Give only the number of lines in the records that include "pattern".

== Working data

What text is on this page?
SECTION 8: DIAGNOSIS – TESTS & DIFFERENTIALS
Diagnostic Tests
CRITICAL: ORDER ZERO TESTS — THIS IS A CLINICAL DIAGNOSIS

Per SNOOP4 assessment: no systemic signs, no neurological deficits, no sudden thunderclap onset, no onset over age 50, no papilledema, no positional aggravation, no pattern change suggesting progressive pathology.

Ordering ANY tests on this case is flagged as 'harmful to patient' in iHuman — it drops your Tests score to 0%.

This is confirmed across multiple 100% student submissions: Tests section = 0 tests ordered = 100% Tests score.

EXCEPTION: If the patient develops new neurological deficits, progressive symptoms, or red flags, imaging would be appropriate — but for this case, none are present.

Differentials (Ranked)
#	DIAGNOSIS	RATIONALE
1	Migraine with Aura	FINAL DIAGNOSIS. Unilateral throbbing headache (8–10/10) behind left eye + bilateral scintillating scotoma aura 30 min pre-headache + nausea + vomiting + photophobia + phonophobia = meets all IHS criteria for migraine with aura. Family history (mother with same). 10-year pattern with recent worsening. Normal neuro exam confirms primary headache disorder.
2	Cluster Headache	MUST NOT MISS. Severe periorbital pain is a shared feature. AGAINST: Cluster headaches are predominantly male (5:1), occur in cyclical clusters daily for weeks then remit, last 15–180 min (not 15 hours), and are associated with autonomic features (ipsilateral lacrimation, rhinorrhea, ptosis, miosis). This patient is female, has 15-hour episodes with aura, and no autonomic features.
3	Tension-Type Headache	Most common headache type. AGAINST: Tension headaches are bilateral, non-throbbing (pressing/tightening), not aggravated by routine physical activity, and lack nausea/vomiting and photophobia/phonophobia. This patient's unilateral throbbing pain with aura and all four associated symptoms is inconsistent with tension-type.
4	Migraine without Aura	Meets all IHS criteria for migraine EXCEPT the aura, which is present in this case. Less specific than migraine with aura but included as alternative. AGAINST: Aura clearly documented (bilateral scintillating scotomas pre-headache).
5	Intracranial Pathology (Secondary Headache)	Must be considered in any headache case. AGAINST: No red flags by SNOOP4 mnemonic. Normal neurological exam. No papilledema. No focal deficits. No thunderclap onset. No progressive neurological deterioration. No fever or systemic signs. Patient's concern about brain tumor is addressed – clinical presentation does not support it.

====

Written response -> 2